=== Record extracts ===

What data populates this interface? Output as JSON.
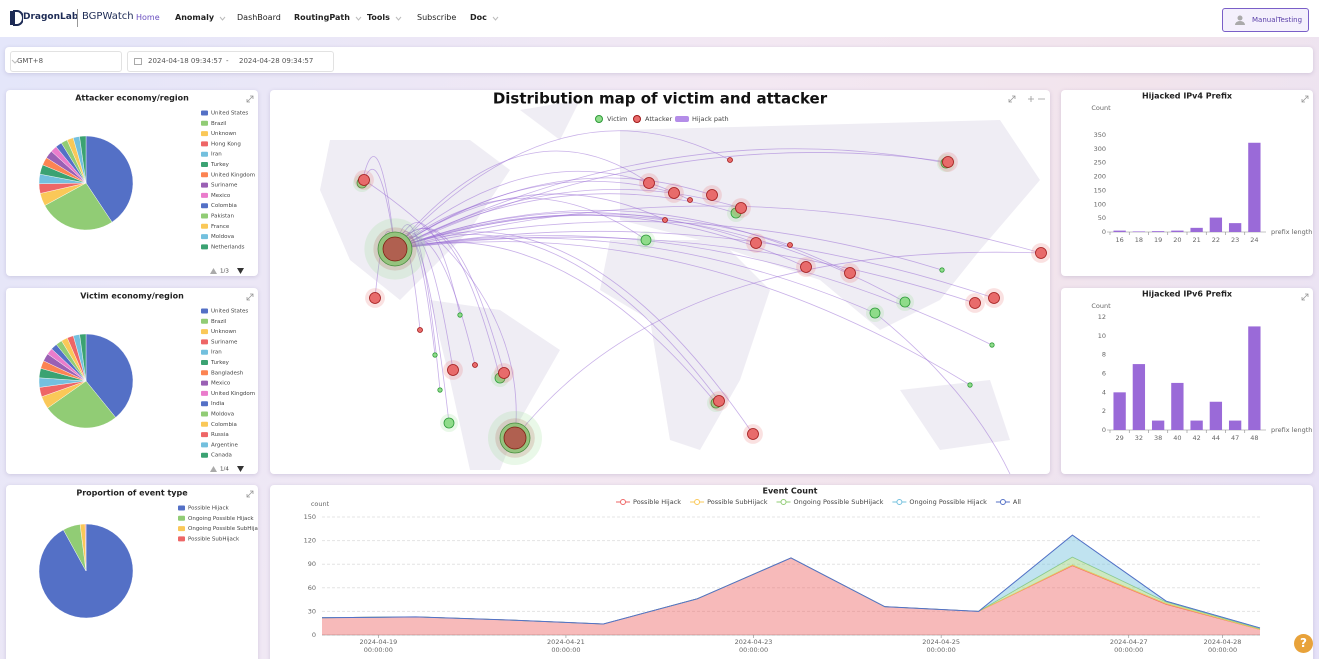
{
  "nav": {
    "logo": "DragonLab",
    "brand": "BGPWatch",
    "items": [
      "Home",
      "Anomaly",
      "DashBoard",
      "RoutingPath",
      "Tools",
      "Subscribe",
      "Doc"
    ],
    "user": "ManualTesting"
  },
  "filters": {
    "timezone": "GMT+8",
    "start": "2024-04-18 09:34:57",
    "separator": "-",
    "end": "2024-04-28 09:34:57"
  },
  "help": "?",
  "chart_data": [
    {
      "type": "pie",
      "title": "Attacker economy/region",
      "categories": [
        "United States",
        "Brazil",
        "Unknown",
        "Hong Kong",
        "Iran",
        "Turkey",
        "United Kingdom",
        "Suriname",
        "Mexico",
        "Colombia",
        "Pakistan",
        "France",
        "Moldova",
        "Netherlands"
      ],
      "values": [
        37,
        24,
        4,
        3,
        3,
        3,
        2.5,
        2.5,
        2,
        2,
        2,
        2,
        2,
        2
      ],
      "colors": [
        "#5470c6",
        "#91cc75",
        "#fac858",
        "#ee6666",
        "#73c0de",
        "#3ba272",
        "#fc8452",
        "#9a60b4",
        "#ea7ccc",
        "#5470c6",
        "#91cc75",
        "#fac858",
        "#73c0de",
        "#3ba272"
      ],
      "legend_page": "1/3"
    },
    {
      "type": "pie",
      "title": "Victim economy/region",
      "categories": [
        "United States",
        "Brazil",
        "Unknown",
        "Suriname",
        "Iran",
        "Turkey",
        "Bangladesh",
        "Mexico",
        "United Kingdom",
        "India",
        "Moldova",
        "Colombia",
        "Russia",
        "Argentine",
        "Canada"
      ],
      "values": [
        36,
        24,
        4,
        3,
        3,
        3,
        2.5,
        2.5,
        2,
        2,
        2,
        2,
        2,
        2,
        2
      ],
      "colors": [
        "#5470c6",
        "#91cc75",
        "#fac858",
        "#ee6666",
        "#73c0de",
        "#3ba272",
        "#fc8452",
        "#9a60b4",
        "#ea7ccc",
        "#5470c6",
        "#91cc75",
        "#fac858",
        "#ee6666",
        "#73c0de",
        "#3ba272"
      ],
      "legend_page": "1/4"
    },
    {
      "type": "pie",
      "title": "Proportion of event type",
      "categories": [
        "Possible Hijack",
        "Ongoing Possible Hijack",
        "Ongoing Possible SubHijack",
        "Possible SubHijack"
      ],
      "values": [
        92,
        6,
        1.7,
        0.3
      ],
      "colors": [
        "#5470c6",
        "#91cc75",
        "#fac858",
        "#ee6666"
      ]
    },
    {
      "type": "map",
      "title": "Distribution map of victim and attacker",
      "legend": [
        "Victim",
        "Attacker",
        "Hijack path"
      ]
    },
    {
      "type": "bar",
      "title": "Hijacked IPv4 Prefix",
      "y_label": "Count",
      "x_label": "prefix length",
      "categories": [
        16,
        18,
        19,
        20,
        21,
        22,
        23,
        24
      ],
      "values": [
        5,
        2,
        3,
        5,
        15,
        52,
        32,
        322
      ],
      "color": "#9a6ad8",
      "ylim": [
        0,
        350
      ],
      "yticks": [
        0,
        50,
        100,
        150,
        200,
        250,
        300,
        350
      ],
      "grid": false
    },
    {
      "type": "bar",
      "title": "Hijacked IPv6 Prefix",
      "y_label": "Count",
      "x_label": "prefix length",
      "categories": [
        29,
        32,
        38,
        40,
        42,
        44,
        47,
        48
      ],
      "values": [
        4,
        7,
        1,
        5,
        1,
        3,
        1,
        11
      ],
      "color": "#9a6ad8",
      "ylim": [
        0,
        12
      ],
      "yticks": [
        0,
        2,
        4,
        6,
        8,
        10,
        12
      ],
      "grid": false
    },
    {
      "type": "area",
      "title": "Event Count",
      "y_label": "count",
      "x": [
        "2024-04-18 09:34:57",
        "2024-04-19 09:34:57",
        "2024-04-20 09:34:57",
        "2024-04-21 09:34:57",
        "2024-04-22 09:34:57",
        "2024-04-23 09:34:57",
        "2024-04-24 09:34:57",
        "2024-04-25 09:34:57",
        "2024-04-26 09:34:57",
        "2024-04-27 09:34:57",
        "2024-04-28 09:34:57"
      ],
      "xlim": [
        "2024-04-18 09:34:57",
        "2024-04-28 09:34:57"
      ],
      "xticks": [
        "2024-04-19 00:00:00",
        "2024-04-21 00:00:00",
        "2024-04-23 00:00:00",
        "2024-04-25 00:00:00",
        "2024-04-27 00:00:00",
        "2024-04-28 00:00:00"
      ],
      "ylim": [
        0,
        150
      ],
      "yticks": [
        0,
        30,
        60,
        90,
        120,
        150
      ],
      "grid": true,
      "series": [
        {
          "name": "Possible Hijack",
          "color": "#ee6666",
          "stacked": true,
          "values": [
            22,
            23,
            19,
            14,
            46,
            98,
            36,
            30,
            88,
            39,
            7
          ]
        },
        {
          "name": "Possible SubHijack",
          "color": "#fac858",
          "stacked": true,
          "values": [
            0,
            0,
            0,
            0,
            0,
            0,
            0,
            0,
            1,
            1,
            0
          ]
        },
        {
          "name": "Ongoing Possible SubHijack",
          "color": "#91cc75",
          "stacked": true,
          "values": [
            0,
            0,
            0,
            0,
            0,
            0,
            0,
            0,
            10,
            2,
            1
          ]
        },
        {
          "name": "Ongoing Possible Hijack",
          "color": "#73c0de",
          "stacked": true,
          "values": [
            0,
            0,
            0,
            0,
            0,
            0,
            0,
            0,
            28,
            1,
            1
          ]
        },
        {
          "name": "All",
          "color": "#5470c6",
          "stacked": false,
          "values": [
            22,
            23,
            19,
            14,
            46,
            98,
            36,
            30,
            127,
            43,
            9
          ]
        }
      ]
    }
  ]
}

===

* Given exercise
Restate each entry word for word, please, but drop any images it holds.

* Answer to the exercise
What data populates this interface? Output as JSON.
{
  "nav": {
    "logo": "DragonLab",
    "brand": "BGPWatch",
    "items": [
      "Home",
      "Anomaly",
      "DashBoard",
      "RoutingPath",
      "Tools",
      "Subscribe",
      "Doc"
    ],
    "user": "ManualTesting"
  },
  "filters": {
    "timezone": "GMT+8",
    "start": "2024-04-18 09:34:57",
    "separator": "-",
    "end": "2024-04-28 09:34:57"
  },
  "help": "?",
  "chart_data": [
    {
      "type": "pie",
      "title": "Attacker economy/region",
      "categories": [
        "United States",
        "Brazil",
        "Unknown",
        "Hong Kong",
        "Iran",
        "Turkey",
        "United Kingdom",
        "Suriname",
        "Mexico",
        "Colombia",
        "Pakistan",
        "France",
        "Moldova",
        "Netherlands"
      ],
      "values": [
        37,
        24,
        4,
        3,
        3,
        3,
        2.5,
        2.5,
        2,
        2,
        2,
        2,
        2,
        2
      ],
      "colors": [
        "#5470c6",
        "#91cc75",
        "#fac858",
        "#ee6666",
        "#73c0de",
        "#3ba272",
        "#fc8452",
        "#9a60b4",
        "#ea7ccc",
        "#5470c6",
        "#91cc75",
        "#fac858",
        "#73c0de",
        "#3ba272"
      ],
      "legend_page": "1/3"
    },
    {
      "type": "pie",
      "title": "Victim economy/region",
      "categories": [
        "United States",
        "Brazil",
        "Unknown",
        "Suriname",
        "Iran",
        "Turkey",
        "Bangladesh",
        "Mexico",
        "United Kingdom",
        "India",
        "Moldova",
        "Colombia",
        "Russia",
        "Argentine",
        "Canada"
      ],
      "values": [
        36,
        24,
        4,
        3,
        3,
        3,
        2.5,
        2.5,
        2,
        2,
        2,
        2,
        2,
        2,
        2
      ],
      "colors": [
        "#5470c6",
        "#91cc75",
        "#fac858",
        "#ee6666",
        "#73c0de",
        "#3ba272",
        "#fc8452",
        "#9a60b4",
        "#ea7ccc",
        "#5470c6",
        "#91cc75",
        "#fac858",
        "#ee6666",
        "#73c0de",
        "#3ba272"
      ],
      "legend_page": "1/4"
    },
    {
      "type": "pie",
      "title": "Proportion of event type",
      "categories": [
        "Possible Hijack",
        "Ongoing Possible Hijack",
        "Ongoing Possible SubHijack",
        "Possible SubHijack"
      ],
      "values": [
        92,
        6,
        1.7,
        0.3
      ],
      "colors": [
        "#5470c6",
        "#91cc75",
        "#fac858",
        "#ee6666"
      ]
    },
    {
      "type": "map",
      "title": "Distribution map of victim and attacker",
      "legend": [
        "Victim",
        "Attacker",
        "Hijack path"
      ]
    },
    {
      "type": "bar",
      "title": "Hijacked IPv4 Prefix",
      "y_label": "Count",
      "x_label": "prefix length",
      "categories": [
        16,
        18,
        19,
        20,
        21,
        22,
        23,
        24
      ],
      "values": [
        5,
        2,
        3,
        5,
        15,
        52,
        32,
        322
      ],
      "color": "#9a6ad8",
      "ylim": [
        0,
        350
      ],
      "yticks": [
        0,
        50,
        100,
        150,
        200,
        250,
        300,
        350
      ],
      "grid": false
    },
    {
      "type": "bar",
      "title": "Hijacked IPv6 Prefix",
      "y_label": "Count",
      "x_label": "prefix length",
      "categories": [
        29,
        32,
        38,
        40,
        42,
        44,
        47,
        48
      ],
      "values": [
        4,
        7,
        1,
        5,
        1,
        3,
        1,
        11
      ],
      "color": "#9a6ad8",
      "ylim": [
        0,
        12
      ],
      "yticks": [
        0,
        2,
        4,
        6,
        8,
        10,
        12
      ],
      "grid": false
    },
    {
      "type": "area",
      "title": "Event Count",
      "y_label": "count",
      "x": [
        "2024-04-18 09:34:57",
        "2024-04-19 09:34:57",
        "2024-04-20 09:34:57",
        "2024-04-21 09:34:57",
        "2024-04-22 09:34:57",
        "2024-04-23 09:34:57",
        "2024-04-24 09:34:57",
        "2024-04-25 09:34:57",
        "2024-04-26 09:34:57",
        "2024-04-27 09:34:57",
        "2024-04-28 09:34:57"
      ],
      "xlim": [
        "2024-04-18 09:34:57",
        "2024-04-28 09:34:57"
      ],
      "xticks": [
        "2024-04-19 00:00:00",
        "2024-04-21 00:00:00",
        "2024-04-23 00:00:00",
        "2024-04-25 00:00:00",
        "2024-04-27 00:00:00",
        "2024-04-28 00:00:00"
      ],
      "ylim": [
        0,
        150
      ],
      "yticks": [
        0,
        30,
        60,
        90,
        120,
        150
      ],
      "grid": true,
      "series": [
        {
          "name": "Possible Hijack",
          "color": "#ee6666",
          "stacked": true,
          "values": [
            22,
            23,
            19,
            14,
            46,
            98,
            36,
            30,
            88,
            39,
            7
          ]
        },
        {
          "name": "Possible SubHijack",
          "color": "#fac858",
          "stacked": true,
          "values": [
            0,
            0,
            0,
            0,
            0,
            0,
            0,
            0,
            1,
            1,
            0
          ]
        },
        {
          "name": "Ongoing Possible SubHijack",
          "color": "#91cc75",
          "stacked": true,
          "values": [
            0,
            0,
            0,
            0,
            0,
            0,
            0,
            0,
            10,
            2,
            1
          ]
        },
        {
          "name": "Ongoing Possible Hijack",
          "color": "#73c0de",
          "stacked": true,
          "values": [
            0,
            0,
            0,
            0,
            0,
            0,
            0,
            0,
            28,
            1,
            1
          ]
        },
        {
          "name": "All",
          "color": "#5470c6",
          "stacked": false,
          "values": [
            22,
            23,
            19,
            14,
            46,
            98,
            36,
            30,
            127,
            43,
            9
          ]
        }
      ]
    }
  ]
}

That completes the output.